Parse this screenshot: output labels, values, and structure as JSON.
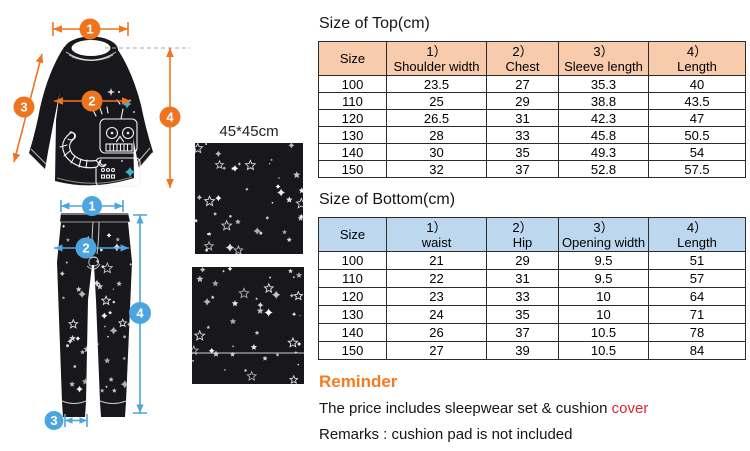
{
  "colors": {
    "marker_orange": "#EE7420",
    "marker_blue": "#4CA5DE",
    "garment_black": "#17171C",
    "teal_accent": "#3FB0CE",
    "header_peach": "#F8CBAD",
    "header_blue": "#BDD7EE",
    "reminder_orange": "#F47B20",
    "highlight_red": "#DE2430",
    "table_border": "#2B2B2B"
  },
  "illustration": {
    "cushion_label": "45*45cm",
    "top_markers": [
      "1",
      "2",
      "3",
      "4"
    ],
    "bottom_markers": [
      "1",
      "2",
      "3",
      "4"
    ]
  },
  "top_table": {
    "title": "Size of Top(cm)",
    "columns": [
      {
        "num": "",
        "label": "Size"
      },
      {
        "num": "1）",
        "label": "Shoulder width"
      },
      {
        "num": "2）",
        "label": "Chest"
      },
      {
        "num": "3）",
        "label": "Sleeve length"
      },
      {
        "num": "4）",
        "label": "Length"
      }
    ],
    "rows": [
      [
        "100",
        "23.5",
        "27",
        "35.3",
        "40"
      ],
      [
        "110",
        "25",
        "29",
        "38.8",
        "43.5"
      ],
      [
        "120",
        "26.5",
        "31",
        "42.3",
        "47"
      ],
      [
        "130",
        "28",
        "33",
        "45.8",
        "50.5"
      ],
      [
        "140",
        "30",
        "35",
        "49.3",
        "54"
      ],
      [
        "150",
        "32",
        "37",
        "52.8",
        "57.5"
      ]
    ]
  },
  "bottom_table": {
    "title": "Size of Bottom(cm)",
    "columns": [
      {
        "num": "",
        "label": "Size"
      },
      {
        "num": "1）",
        "label": "waist"
      },
      {
        "num": "2）",
        "label": "Hip"
      },
      {
        "num": "3）",
        "label": "Opening width"
      },
      {
        "num": "4）",
        "label": "Length"
      }
    ],
    "rows": [
      [
        "100",
        "21",
        "29",
        "9.5",
        "51"
      ],
      [
        "110",
        "22",
        "31",
        "9.5",
        "57"
      ],
      [
        "120",
        "23",
        "33",
        "10",
        "64"
      ],
      [
        "130",
        "24",
        "35",
        "10",
        "71"
      ],
      [
        "140",
        "26",
        "37",
        "10.5",
        "78"
      ],
      [
        "150",
        "27",
        "39",
        "10.5",
        "84"
      ]
    ]
  },
  "reminder": {
    "heading": "Reminder",
    "line1_prefix": "The price includes sleepwear set & cushion ",
    "line1_highlight": "cover",
    "line2": "Remarks : cushion pad is not included"
  }
}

——

[Required work]: All the lines above are to be reproduced exactly, except the pictures.

[Problem solution]:
Parse this screenshot: output labels, values, and structure as JSON.
{
  "colors": {
    "marker_orange": "#EE7420",
    "marker_blue": "#4CA5DE",
    "garment_black": "#17171C",
    "teal_accent": "#3FB0CE",
    "header_peach": "#F8CBAD",
    "header_blue": "#BDD7EE",
    "reminder_orange": "#F47B20",
    "highlight_red": "#DE2430",
    "table_border": "#2B2B2B"
  },
  "illustration": {
    "cushion_label": "45*45cm",
    "top_markers": [
      "1",
      "2",
      "3",
      "4"
    ],
    "bottom_markers": [
      "1",
      "2",
      "3",
      "4"
    ]
  },
  "top_table": {
    "title": "Size of Top(cm)",
    "columns": [
      {
        "num": "",
        "label": "Size"
      },
      {
        "num": "1）",
        "label": "Shoulder width"
      },
      {
        "num": "2）",
        "label": "Chest"
      },
      {
        "num": "3）",
        "label": "Sleeve length"
      },
      {
        "num": "4）",
        "label": "Length"
      }
    ],
    "rows": [
      [
        "100",
        "23.5",
        "27",
        "35.3",
        "40"
      ],
      [
        "110",
        "25",
        "29",
        "38.8",
        "43.5"
      ],
      [
        "120",
        "26.5",
        "31",
        "42.3",
        "47"
      ],
      [
        "130",
        "28",
        "33",
        "45.8",
        "50.5"
      ],
      [
        "140",
        "30",
        "35",
        "49.3",
        "54"
      ],
      [
        "150",
        "32",
        "37",
        "52.8",
        "57.5"
      ]
    ]
  },
  "bottom_table": {
    "title": "Size of Bottom(cm)",
    "columns": [
      {
        "num": "",
        "label": "Size"
      },
      {
        "num": "1）",
        "label": "waist"
      },
      {
        "num": "2）",
        "label": "Hip"
      },
      {
        "num": "3）",
        "label": "Opening width"
      },
      {
        "num": "4）",
        "label": "Length"
      }
    ],
    "rows": [
      [
        "100",
        "21",
        "29",
        "9.5",
        "51"
      ],
      [
        "110",
        "22",
        "31",
        "9.5",
        "57"
      ],
      [
        "120",
        "23",
        "33",
        "10",
        "64"
      ],
      [
        "130",
        "24",
        "35",
        "10",
        "71"
      ],
      [
        "140",
        "26",
        "37",
        "10.5",
        "78"
      ],
      [
        "150",
        "27",
        "39",
        "10.5",
        "84"
      ]
    ]
  },
  "reminder": {
    "heading": "Reminder",
    "line1_prefix": "The price includes sleepwear set & cushion ",
    "line1_highlight": "cover",
    "line2": "Remarks : cushion pad is not included"
  }
}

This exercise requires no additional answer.